[start]
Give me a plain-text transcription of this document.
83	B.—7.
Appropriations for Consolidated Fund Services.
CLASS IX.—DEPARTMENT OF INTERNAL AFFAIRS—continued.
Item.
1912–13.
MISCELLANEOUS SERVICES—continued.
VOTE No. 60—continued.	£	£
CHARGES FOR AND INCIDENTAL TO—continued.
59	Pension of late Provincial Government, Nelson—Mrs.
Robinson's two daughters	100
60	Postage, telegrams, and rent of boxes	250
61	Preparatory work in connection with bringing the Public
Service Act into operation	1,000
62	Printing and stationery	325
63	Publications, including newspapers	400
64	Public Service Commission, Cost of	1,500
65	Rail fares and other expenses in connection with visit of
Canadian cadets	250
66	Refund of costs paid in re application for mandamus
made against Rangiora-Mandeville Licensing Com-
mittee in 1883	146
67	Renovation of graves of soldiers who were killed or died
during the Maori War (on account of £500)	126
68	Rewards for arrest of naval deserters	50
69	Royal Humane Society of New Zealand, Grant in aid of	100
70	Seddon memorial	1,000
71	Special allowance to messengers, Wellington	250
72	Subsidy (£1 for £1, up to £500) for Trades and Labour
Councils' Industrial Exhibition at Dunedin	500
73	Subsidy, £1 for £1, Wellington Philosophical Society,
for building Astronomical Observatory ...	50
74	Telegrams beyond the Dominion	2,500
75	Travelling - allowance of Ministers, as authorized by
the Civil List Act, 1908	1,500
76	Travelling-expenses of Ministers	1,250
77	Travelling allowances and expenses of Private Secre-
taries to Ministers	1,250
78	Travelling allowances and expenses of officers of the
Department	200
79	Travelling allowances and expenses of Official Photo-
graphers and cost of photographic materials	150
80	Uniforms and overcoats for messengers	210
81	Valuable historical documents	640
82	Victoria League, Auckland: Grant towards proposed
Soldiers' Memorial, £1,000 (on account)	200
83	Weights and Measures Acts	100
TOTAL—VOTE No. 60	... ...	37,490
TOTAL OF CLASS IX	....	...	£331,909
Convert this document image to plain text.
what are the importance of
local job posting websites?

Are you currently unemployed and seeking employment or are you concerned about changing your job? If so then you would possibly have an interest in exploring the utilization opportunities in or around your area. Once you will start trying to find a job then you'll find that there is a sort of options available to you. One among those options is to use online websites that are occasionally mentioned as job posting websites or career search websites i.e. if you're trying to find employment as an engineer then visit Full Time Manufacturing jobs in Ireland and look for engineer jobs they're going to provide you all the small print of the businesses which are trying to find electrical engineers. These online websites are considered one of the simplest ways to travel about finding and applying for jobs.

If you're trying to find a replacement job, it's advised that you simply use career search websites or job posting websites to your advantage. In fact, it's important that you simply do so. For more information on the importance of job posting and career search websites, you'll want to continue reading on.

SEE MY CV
[end]
**GOAL**: Reproduce each record exactly, leaving nothing out.

**ANSWER TO THE EXERCISE**:
Give me a plain-text transcription of this document.
83	B.—7.
Appropriations for Consolidated Fund Services.
CLASS IX.—DEPARTMENT OF INTERNAL AFFAIRS—continued.
Item.
1912–13.
MISCELLANEOUS SERVICES—continued.
VOTE No. 60—continued.	£	£
CHARGES FOR AND INCIDENTAL TO—continued.
59	Pension of late Provincial Government, Nelson—Mrs.
Robinson's two daughters	100
60	Postage, telegrams, and rent of boxes	250
61	Preparatory work in connection with bringing the Public
Service Act into operation	1,000
62	Printing and stationery	325
63	Publications, including newspapers	400
64	Public Service Commission, Cost of	1,500
65	Rail fares and other expenses in connection with visit of
Canadian cadets	250
66	Refund of costs paid in re application for mandamus
made against Rangiora-Mandeville Licensing Com-
mittee in 1883	146
67	Renovation of graves of soldiers who were killed or died
during the Maori War (on account of £500)	126
68	Rewards for arrest of naval deserters	50
69	Royal Humane Society of New Zealand, Grant in aid of	100
70	Seddon memorial	1,000
71	Special allowance to messengers, Wellington	250
72	Subsidy (£1 for £1, up to £500) for Trades and Labour
Councils' Industrial Exhibition at Dunedin	500
73	Subsidy, £1 for £1, Wellington Philosophical Society,
for building Astronomical Observatory ...	50
74	Telegrams beyond the Dominion	2,500
75	Travelling - allowance of Ministers, as authorized by
the Civil List Act, 1908	1,500
76	Travelling-expenses of Ministers	1,250
77	Travelling allowances and expenses of Private Secre-
taries to Ministers	1,250
78	Travelling allowances and expenses of officers of the
Department	200
79	Travelling allowances and expenses of Official Photo-
graphers and cost of photographic materials	150
80	Uniforms and overcoats for messengers	210
81	Valuable historical documents	640
82	Victoria League, Auckland: Grant towards proposed
Soldiers' Memorial, £1,000 (on account)	200
83	Weights and Measures Acts	100
TOTAL—VOTE No. 60	... ...	37,490
TOTAL OF CLASS IX	....	...	£331,909
Convert this document image to plain text.
what are the importance of
local job posting websites?

Are you currently unemployed and seeking employment or are you concerned about changing your job? If so then you would possibly have an interest in exploring the utilization opportunities in or around your area. Once you will start trying to find a job then you'll find that there is a sort of options available to you. One among those options is to use online websites that are occasionally mentioned as job posting websites or career search websites i.e. if you're trying to find employment as an engineer then visit Full Time Manufacturing jobs in Ireland and look for engineer jobs they're going to provide you all the small print of the businesses which are trying to find electrical engineers. These online websites are considered one of the simplest ways to travel about finding and applying for jobs.

If you're trying to find a replacement job, it's advised that you simply use career search websites or job posting websites to your advantage. In fact, it's important that you simply do so. For more information on the importance of job posting and career search websites, you'll want to continue reading on.

SEE MY CV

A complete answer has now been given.